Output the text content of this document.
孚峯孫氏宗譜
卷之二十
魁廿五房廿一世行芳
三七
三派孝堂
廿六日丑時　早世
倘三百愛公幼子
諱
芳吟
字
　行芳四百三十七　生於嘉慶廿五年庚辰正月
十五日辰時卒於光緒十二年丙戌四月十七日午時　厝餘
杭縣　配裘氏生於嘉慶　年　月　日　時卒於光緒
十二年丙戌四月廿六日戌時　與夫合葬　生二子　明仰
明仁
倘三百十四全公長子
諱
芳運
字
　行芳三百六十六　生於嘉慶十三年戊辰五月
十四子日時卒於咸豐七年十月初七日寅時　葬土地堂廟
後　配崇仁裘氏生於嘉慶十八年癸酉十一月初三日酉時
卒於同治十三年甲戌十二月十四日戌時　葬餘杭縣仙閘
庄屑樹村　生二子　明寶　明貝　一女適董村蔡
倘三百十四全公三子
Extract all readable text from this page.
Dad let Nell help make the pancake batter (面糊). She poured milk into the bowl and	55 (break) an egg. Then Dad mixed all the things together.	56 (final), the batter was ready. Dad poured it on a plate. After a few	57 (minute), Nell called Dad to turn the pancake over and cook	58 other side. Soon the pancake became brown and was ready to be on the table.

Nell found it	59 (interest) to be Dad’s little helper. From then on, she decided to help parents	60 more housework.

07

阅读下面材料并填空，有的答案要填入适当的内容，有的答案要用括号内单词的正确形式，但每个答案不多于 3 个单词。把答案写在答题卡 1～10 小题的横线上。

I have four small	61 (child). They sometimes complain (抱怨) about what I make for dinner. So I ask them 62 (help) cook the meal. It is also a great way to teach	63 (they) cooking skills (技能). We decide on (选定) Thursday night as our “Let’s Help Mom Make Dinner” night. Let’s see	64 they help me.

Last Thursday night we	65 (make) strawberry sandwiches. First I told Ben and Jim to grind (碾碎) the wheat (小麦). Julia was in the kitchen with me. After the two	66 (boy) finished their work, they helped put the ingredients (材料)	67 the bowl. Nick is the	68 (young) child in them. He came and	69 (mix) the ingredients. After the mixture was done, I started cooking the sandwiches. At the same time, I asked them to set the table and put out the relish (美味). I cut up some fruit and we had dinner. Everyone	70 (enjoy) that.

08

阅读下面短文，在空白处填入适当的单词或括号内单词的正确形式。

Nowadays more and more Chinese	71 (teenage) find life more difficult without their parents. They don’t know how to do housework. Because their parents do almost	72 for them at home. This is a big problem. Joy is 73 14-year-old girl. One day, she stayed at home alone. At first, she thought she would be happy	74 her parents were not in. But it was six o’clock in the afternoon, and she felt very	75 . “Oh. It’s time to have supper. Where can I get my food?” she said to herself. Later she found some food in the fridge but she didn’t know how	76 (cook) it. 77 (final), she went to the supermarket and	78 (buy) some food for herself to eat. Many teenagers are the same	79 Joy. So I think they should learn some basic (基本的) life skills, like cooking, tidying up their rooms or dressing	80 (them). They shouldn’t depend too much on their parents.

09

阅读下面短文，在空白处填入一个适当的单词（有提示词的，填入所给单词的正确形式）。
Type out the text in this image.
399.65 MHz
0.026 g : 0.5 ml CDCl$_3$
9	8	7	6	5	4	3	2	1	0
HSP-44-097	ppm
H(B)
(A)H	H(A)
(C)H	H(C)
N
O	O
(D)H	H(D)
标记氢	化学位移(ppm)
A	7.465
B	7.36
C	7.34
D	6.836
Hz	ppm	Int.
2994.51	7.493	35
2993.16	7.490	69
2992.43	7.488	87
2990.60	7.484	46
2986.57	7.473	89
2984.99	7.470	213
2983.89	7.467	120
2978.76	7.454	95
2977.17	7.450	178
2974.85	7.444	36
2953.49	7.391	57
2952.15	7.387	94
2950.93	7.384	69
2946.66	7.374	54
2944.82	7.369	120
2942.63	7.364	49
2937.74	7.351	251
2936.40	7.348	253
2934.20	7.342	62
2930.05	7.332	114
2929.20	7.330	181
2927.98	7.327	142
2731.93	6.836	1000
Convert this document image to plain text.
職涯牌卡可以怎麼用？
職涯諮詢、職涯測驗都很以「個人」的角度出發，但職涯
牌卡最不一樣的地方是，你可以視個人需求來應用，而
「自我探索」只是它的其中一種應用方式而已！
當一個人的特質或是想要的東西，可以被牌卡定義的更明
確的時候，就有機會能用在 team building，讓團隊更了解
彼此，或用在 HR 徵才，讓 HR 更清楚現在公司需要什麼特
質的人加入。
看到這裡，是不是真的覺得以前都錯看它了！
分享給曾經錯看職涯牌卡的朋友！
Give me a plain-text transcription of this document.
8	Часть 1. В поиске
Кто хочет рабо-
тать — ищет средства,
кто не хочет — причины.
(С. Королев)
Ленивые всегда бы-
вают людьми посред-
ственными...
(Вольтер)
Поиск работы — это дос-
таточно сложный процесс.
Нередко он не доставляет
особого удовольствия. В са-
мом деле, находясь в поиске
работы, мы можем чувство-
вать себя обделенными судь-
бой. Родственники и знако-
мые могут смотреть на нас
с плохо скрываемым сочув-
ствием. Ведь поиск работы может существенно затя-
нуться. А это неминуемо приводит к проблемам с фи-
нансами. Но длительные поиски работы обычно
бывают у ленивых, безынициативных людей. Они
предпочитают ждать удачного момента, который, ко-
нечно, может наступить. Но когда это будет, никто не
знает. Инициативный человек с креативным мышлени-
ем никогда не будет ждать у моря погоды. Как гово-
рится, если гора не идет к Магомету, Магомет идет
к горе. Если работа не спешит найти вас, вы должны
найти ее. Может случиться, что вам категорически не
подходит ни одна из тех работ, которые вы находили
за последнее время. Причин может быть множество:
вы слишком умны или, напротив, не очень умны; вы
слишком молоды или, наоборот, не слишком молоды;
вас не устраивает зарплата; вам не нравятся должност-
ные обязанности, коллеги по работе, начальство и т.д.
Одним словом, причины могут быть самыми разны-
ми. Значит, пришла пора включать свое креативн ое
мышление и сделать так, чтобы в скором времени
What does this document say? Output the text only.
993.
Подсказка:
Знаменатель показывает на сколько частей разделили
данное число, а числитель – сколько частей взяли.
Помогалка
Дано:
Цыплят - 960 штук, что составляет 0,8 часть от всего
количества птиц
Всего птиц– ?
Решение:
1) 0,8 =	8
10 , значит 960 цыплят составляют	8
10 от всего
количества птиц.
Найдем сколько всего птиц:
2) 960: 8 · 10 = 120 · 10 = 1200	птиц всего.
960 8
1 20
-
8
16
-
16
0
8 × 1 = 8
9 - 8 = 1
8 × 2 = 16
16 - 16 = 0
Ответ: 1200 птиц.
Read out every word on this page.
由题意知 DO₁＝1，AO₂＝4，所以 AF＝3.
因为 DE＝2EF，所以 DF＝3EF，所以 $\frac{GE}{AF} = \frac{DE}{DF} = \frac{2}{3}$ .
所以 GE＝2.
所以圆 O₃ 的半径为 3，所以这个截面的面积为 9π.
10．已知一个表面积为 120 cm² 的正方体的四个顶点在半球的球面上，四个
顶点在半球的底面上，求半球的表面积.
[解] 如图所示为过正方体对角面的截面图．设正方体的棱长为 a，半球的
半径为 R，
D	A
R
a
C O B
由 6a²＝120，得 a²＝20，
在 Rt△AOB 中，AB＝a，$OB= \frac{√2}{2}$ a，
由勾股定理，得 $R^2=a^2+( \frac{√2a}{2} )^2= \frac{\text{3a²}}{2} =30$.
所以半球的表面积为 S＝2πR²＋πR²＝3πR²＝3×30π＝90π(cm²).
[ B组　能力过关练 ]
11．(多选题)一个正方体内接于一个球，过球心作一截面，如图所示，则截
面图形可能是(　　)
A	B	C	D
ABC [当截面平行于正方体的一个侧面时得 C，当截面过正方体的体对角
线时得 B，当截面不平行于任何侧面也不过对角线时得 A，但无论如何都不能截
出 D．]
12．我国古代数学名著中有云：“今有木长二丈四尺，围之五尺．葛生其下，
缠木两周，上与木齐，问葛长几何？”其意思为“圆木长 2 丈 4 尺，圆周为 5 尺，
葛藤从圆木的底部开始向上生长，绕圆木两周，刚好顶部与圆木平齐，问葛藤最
......
Work to complete →
Every line from the one containing "Read out every word on this page." through the last line of the entries must be written out verbatim, and no other line.

Written solution →
Read out every word on this page.
由题意知 DO₁＝1，AO₂＝4，所以 AF＝3.
因为 DE＝2EF，所以 DF＝3EF，所以 $\frac{GE}{AF} = \frac{DE}{DF} = \frac{2}{3}$ .
所以 GE＝2.
所以圆 O₃ 的半径为 3，所以这个截面的面积为 9π.
10．已知一个表面积为 120 cm² 的正方体的四个顶点在半球的球面上，四个
顶点在半球的底面上，求半球的表面积.
[解] 如图所示为过正方体对角面的截面图．设正方体的棱长为 a，半球的
半径为 R，
D	A
R
a
C O B
由 6a²＝120，得 a²＝20，
在 Rt△AOB 中，AB＝a，$OB= \frac{√2}{2}$ a，
由勾股定理，得 $R^2=a^2+( \frac{√2a}{2} )^2= \frac{\text{3a²}}{2} =30$.
所以半球的表面积为 S＝2πR²＋πR²＝3πR²＝3×30π＝90π(cm²).
[ B组　能力过关练 ]
11．(多选题)一个正方体内接于一个球，过球心作一截面，如图所示，则截
面图形可能是(　　)
A	B	C	D
ABC [当截面平行于正方体的一个侧面时得 C，当截面过正方体的体对角
线时得 B，当截面不平行于任何侧面也不过对角线时得 A，但无论如何都不能截
出 D．]
12．我国古代数学名著中有云：“今有木长二丈四尺，围之五尺．葛生其下，
缠木两周，上与木齐，问葛长几何？”其意思为“圆木长 2 丈 4 尺，圆周为 5 尺，
葛藤从圆木的底部开始向上生长，绕圆木两周，刚好顶部与圆木平齐，问葛藤最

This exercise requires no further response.